**Instructions for the task**:
Copy each line below that includes "color".

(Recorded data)
######

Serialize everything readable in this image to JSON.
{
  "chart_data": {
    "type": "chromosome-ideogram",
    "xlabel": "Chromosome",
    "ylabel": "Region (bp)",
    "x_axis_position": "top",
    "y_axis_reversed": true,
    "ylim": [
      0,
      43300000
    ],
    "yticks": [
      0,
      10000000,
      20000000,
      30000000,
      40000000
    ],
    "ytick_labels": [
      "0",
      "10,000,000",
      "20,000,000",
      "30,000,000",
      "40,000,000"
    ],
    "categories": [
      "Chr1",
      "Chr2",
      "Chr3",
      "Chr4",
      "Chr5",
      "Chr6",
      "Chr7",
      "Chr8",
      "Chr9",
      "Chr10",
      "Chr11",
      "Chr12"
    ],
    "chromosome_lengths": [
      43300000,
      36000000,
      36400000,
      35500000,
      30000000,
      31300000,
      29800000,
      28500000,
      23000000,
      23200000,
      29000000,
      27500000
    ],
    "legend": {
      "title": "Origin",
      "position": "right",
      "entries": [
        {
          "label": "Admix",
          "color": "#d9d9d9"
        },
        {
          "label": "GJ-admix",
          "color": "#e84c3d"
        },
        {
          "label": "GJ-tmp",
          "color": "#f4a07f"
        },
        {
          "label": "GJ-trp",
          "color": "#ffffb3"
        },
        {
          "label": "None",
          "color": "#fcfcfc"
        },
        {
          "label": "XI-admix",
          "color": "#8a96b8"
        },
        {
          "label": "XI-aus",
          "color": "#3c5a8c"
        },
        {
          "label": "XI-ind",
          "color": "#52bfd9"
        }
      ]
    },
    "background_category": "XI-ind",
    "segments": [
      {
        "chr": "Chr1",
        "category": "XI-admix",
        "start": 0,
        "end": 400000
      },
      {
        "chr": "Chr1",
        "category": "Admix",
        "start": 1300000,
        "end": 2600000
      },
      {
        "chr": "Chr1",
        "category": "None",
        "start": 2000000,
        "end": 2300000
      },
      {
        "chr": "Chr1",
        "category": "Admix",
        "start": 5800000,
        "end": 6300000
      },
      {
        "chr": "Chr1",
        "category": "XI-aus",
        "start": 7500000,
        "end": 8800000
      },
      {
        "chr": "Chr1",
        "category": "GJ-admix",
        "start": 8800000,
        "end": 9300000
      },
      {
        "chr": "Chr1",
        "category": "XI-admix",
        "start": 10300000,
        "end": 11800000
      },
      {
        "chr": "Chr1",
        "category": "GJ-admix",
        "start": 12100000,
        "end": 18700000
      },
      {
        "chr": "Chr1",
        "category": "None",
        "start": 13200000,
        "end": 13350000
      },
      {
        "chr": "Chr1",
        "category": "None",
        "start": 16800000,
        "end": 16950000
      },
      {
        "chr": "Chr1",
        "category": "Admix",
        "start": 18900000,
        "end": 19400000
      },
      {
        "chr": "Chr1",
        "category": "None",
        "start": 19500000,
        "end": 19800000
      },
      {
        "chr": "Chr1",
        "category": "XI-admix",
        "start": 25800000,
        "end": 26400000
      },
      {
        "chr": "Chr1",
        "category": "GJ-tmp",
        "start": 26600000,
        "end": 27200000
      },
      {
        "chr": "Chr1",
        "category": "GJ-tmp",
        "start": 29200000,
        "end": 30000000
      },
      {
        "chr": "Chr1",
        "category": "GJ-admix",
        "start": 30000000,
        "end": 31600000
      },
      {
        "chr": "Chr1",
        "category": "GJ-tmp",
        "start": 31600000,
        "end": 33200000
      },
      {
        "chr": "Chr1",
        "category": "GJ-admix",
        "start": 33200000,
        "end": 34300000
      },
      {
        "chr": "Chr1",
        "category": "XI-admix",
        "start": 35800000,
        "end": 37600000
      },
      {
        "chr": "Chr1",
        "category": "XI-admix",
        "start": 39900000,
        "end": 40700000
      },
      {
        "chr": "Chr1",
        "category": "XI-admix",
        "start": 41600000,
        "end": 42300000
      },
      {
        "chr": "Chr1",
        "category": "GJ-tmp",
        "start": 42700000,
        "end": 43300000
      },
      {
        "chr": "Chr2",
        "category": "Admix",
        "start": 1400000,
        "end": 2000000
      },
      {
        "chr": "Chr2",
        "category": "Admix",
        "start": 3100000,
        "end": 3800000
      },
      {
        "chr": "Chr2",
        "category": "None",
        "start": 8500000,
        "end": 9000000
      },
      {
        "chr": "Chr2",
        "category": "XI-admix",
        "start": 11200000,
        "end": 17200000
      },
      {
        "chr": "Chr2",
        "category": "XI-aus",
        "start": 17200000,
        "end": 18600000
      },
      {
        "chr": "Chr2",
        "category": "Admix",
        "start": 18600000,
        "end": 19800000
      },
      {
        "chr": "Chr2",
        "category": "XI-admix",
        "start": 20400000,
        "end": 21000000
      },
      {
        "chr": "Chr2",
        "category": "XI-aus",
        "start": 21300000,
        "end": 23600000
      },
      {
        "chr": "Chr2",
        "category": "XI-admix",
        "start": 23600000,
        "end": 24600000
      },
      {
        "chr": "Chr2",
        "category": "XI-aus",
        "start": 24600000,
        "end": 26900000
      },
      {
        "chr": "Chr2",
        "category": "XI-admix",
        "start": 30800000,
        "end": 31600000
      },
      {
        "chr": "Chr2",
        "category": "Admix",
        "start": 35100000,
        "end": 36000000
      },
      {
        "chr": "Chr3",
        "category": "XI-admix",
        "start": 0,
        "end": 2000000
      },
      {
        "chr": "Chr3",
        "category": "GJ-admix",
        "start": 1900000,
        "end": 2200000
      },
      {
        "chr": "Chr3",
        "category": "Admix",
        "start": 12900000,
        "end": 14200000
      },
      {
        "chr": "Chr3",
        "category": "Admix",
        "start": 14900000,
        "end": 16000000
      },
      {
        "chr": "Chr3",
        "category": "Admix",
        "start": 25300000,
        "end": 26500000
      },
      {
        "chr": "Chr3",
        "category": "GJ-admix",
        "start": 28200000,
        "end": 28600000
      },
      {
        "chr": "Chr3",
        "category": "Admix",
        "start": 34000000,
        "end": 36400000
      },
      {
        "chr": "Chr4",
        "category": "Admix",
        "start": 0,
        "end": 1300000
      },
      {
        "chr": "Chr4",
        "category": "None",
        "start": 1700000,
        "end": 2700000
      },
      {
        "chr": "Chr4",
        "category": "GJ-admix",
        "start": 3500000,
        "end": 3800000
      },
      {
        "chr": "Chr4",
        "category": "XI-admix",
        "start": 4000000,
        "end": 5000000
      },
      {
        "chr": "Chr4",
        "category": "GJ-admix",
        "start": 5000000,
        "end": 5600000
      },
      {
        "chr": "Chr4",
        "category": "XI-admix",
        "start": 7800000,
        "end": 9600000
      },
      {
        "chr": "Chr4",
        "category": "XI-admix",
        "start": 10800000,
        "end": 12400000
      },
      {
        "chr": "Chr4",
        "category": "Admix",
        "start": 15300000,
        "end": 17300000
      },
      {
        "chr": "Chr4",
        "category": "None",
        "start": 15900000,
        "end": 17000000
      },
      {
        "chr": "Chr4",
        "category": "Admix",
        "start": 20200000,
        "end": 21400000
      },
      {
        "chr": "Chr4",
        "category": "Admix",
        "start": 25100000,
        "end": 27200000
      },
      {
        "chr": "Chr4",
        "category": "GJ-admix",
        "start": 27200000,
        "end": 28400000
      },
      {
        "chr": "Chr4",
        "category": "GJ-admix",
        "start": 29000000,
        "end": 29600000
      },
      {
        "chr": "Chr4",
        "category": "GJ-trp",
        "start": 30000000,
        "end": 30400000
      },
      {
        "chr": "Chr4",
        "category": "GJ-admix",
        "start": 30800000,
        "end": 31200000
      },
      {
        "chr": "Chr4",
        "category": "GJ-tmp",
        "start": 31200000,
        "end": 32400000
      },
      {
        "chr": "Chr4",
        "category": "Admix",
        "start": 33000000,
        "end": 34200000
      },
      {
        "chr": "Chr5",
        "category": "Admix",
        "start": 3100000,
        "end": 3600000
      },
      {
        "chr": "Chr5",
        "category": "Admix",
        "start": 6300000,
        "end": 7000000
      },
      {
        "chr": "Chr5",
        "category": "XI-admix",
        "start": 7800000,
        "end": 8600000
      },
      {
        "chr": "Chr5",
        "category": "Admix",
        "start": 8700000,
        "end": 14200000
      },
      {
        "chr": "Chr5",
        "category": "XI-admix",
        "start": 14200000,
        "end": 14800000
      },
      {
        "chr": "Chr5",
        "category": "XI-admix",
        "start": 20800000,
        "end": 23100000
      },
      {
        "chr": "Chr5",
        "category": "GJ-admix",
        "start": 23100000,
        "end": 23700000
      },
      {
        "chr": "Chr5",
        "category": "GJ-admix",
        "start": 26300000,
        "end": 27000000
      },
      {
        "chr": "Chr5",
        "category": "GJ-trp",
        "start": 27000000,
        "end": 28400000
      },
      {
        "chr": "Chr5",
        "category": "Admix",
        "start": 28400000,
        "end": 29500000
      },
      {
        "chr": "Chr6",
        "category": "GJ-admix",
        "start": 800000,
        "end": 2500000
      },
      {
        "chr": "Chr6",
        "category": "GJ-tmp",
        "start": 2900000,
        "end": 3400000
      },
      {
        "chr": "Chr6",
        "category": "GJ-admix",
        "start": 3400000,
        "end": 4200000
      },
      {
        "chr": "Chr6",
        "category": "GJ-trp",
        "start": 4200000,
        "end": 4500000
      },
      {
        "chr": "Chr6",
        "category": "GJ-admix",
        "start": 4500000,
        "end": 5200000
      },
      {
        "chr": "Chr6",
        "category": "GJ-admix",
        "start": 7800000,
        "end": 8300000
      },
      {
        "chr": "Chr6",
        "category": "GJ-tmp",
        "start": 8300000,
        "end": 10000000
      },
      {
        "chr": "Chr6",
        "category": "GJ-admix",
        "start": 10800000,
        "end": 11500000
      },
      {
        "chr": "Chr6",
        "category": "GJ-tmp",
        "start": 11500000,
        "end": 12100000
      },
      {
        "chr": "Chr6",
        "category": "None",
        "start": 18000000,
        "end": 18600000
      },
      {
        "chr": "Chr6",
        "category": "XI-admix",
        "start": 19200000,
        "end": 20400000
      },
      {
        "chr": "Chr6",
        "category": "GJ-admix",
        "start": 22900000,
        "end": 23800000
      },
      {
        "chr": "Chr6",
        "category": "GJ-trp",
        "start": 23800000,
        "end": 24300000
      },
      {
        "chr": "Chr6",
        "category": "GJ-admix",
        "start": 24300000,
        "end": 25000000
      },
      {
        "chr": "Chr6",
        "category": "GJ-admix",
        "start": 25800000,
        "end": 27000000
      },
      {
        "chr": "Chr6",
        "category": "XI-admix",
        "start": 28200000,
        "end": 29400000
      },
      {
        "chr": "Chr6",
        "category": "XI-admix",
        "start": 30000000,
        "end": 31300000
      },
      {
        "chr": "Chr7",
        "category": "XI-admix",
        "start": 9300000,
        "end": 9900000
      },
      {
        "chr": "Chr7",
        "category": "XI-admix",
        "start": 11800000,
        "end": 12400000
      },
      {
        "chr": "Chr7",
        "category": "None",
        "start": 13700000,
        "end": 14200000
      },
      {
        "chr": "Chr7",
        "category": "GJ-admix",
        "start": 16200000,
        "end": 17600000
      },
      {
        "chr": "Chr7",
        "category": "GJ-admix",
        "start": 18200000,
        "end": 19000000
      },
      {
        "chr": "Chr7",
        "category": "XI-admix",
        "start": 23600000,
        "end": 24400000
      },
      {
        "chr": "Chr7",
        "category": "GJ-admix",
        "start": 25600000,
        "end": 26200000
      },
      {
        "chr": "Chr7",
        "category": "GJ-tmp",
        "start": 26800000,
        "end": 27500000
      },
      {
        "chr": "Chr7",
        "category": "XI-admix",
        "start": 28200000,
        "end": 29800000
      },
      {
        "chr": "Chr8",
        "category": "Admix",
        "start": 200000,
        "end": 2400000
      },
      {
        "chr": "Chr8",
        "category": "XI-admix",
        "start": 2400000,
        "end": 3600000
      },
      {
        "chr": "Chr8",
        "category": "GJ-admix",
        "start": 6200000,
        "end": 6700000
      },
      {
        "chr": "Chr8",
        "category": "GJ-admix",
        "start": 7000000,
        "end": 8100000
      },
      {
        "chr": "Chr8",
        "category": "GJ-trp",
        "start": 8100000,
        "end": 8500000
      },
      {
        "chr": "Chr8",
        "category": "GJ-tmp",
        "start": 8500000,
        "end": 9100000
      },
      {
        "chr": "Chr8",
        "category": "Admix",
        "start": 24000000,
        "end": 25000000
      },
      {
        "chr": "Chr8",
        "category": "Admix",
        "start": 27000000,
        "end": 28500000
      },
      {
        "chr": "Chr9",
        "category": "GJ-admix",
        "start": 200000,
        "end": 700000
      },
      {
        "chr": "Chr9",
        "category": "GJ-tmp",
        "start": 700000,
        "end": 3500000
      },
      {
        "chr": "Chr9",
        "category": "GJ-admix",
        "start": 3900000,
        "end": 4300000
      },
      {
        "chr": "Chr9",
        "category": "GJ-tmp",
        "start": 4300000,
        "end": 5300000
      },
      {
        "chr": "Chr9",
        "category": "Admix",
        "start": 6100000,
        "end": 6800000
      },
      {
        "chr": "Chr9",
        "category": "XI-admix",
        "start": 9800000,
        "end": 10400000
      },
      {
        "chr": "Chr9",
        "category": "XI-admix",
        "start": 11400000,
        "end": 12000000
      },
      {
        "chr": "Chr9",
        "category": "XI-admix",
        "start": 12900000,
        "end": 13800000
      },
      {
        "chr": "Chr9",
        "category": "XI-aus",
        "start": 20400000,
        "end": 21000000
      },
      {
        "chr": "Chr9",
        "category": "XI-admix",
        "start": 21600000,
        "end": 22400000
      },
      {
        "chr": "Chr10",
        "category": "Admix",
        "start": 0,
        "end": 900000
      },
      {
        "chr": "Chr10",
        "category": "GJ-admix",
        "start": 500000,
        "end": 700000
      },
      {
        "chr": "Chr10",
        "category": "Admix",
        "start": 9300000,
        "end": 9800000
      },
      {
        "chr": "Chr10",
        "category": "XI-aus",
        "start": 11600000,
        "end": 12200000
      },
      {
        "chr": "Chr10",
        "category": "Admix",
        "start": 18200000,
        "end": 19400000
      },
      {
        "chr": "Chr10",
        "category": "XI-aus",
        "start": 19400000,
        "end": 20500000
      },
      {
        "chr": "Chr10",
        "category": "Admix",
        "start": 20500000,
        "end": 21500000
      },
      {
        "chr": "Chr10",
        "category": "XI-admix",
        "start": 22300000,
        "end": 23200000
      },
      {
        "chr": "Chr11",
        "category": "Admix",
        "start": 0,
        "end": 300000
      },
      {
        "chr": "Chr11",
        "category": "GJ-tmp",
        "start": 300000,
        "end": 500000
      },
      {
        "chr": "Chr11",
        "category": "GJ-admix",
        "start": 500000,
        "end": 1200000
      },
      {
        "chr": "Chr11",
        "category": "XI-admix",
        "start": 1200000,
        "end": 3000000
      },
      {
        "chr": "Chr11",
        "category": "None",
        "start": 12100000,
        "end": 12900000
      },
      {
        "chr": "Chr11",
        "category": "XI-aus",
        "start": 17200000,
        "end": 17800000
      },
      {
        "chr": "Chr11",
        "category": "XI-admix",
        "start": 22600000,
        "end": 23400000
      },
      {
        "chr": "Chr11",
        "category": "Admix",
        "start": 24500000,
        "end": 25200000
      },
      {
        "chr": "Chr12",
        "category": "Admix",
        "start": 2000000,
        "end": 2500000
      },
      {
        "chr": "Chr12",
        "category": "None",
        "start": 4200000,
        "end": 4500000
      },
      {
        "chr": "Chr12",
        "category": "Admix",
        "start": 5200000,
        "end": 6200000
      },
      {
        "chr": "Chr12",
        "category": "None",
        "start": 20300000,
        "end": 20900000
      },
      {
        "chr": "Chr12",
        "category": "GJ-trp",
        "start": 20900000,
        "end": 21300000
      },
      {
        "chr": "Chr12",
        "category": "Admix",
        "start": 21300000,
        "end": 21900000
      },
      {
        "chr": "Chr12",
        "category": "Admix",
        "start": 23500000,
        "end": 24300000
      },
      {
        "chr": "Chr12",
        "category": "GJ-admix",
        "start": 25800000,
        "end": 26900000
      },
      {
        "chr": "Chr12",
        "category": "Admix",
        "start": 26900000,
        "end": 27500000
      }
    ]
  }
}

######

**The output**:
          "color": "#d9d9d9"
          "color": "#e84c3d"
          "color": "#f4a07f"
          "color": "#ffffb3"
          "color": "#fcfcfc"
          "color": "#8a96b8"
          "color": "#3c5a8c"
          "color": "#52bfd9"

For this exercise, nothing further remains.